All of the data must be printed exactly; please include every line.

# start of MATERIAL SUPPLIED

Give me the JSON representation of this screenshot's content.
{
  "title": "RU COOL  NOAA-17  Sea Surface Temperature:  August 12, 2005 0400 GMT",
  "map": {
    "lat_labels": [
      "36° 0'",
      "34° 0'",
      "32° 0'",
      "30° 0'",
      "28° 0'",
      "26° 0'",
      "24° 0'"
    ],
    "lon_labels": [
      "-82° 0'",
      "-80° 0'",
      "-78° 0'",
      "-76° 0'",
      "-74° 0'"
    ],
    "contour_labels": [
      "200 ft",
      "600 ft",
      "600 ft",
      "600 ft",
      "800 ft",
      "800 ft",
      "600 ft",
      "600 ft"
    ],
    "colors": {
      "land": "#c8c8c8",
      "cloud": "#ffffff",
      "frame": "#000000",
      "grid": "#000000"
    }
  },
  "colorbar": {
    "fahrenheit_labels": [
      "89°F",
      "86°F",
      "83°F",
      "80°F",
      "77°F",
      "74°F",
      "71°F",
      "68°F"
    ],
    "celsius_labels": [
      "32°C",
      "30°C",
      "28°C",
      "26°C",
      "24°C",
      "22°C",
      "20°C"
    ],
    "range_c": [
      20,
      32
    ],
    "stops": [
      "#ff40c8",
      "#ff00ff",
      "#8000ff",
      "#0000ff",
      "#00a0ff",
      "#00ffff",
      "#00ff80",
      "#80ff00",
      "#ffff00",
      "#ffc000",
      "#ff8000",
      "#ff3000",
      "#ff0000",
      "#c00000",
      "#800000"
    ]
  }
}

# end of MATERIAL SUPPLIED

→ FINISHED EXERCISE:
Give me the JSON representation of this screenshot's content.
{
  "title": "RU COOL  NOAA-17  Sea Surface Temperature:  August 12, 2005 0400 GMT",
  "map": {
    "lat_labels": [
      "36° 0'",
      "34° 0'",
      "32° 0'",
      "30° 0'",
      "28° 0'",
      "26° 0'",
      "24° 0'"
    ],
    "lon_labels": [
      "-82° 0'",
      "-80° 0'",
      "-78° 0'",
      "-76° 0'",
      "-74° 0'"
    ],
    "contour_labels": [
      "200 ft",
      "600 ft",
      "600 ft",
      "600 ft",
      "800 ft",
      "800 ft",
      "600 ft",
      "600 ft"
    ],
    "colors": {
      "land": "#c8c8c8",
      "cloud": "#ffffff",
      "frame": "#000000",
      "grid": "#000000"
    }
  },
  "colorbar": {
    "fahrenheit_labels": [
      "89°F",
      "86°F",
      "83°F",
      "80°F",
      "77°F",
      "74°F",
      "71°F",
      "68°F"
    ],
    "celsius_labels": [
      "32°C",
      "30°C",
      "28°C",
      "26°C",
      "24°C",
      "22°C",
      "20°C"
    ],
    "range_c": [
      20,
      32
    ],
    "stops": [
      "#ff40c8",
      "#ff00ff",
      "#8000ff",
      "#0000ff",
      "#00a0ff",
      "#00ffff",
      "#00ff80",
      "#80ff00",
      "#ffff00",
      "#ffc000",
      "#ff8000",
      "#ff3000",
      "#ff0000",
      "#c00000",
      "#800000"
    ]
  }
}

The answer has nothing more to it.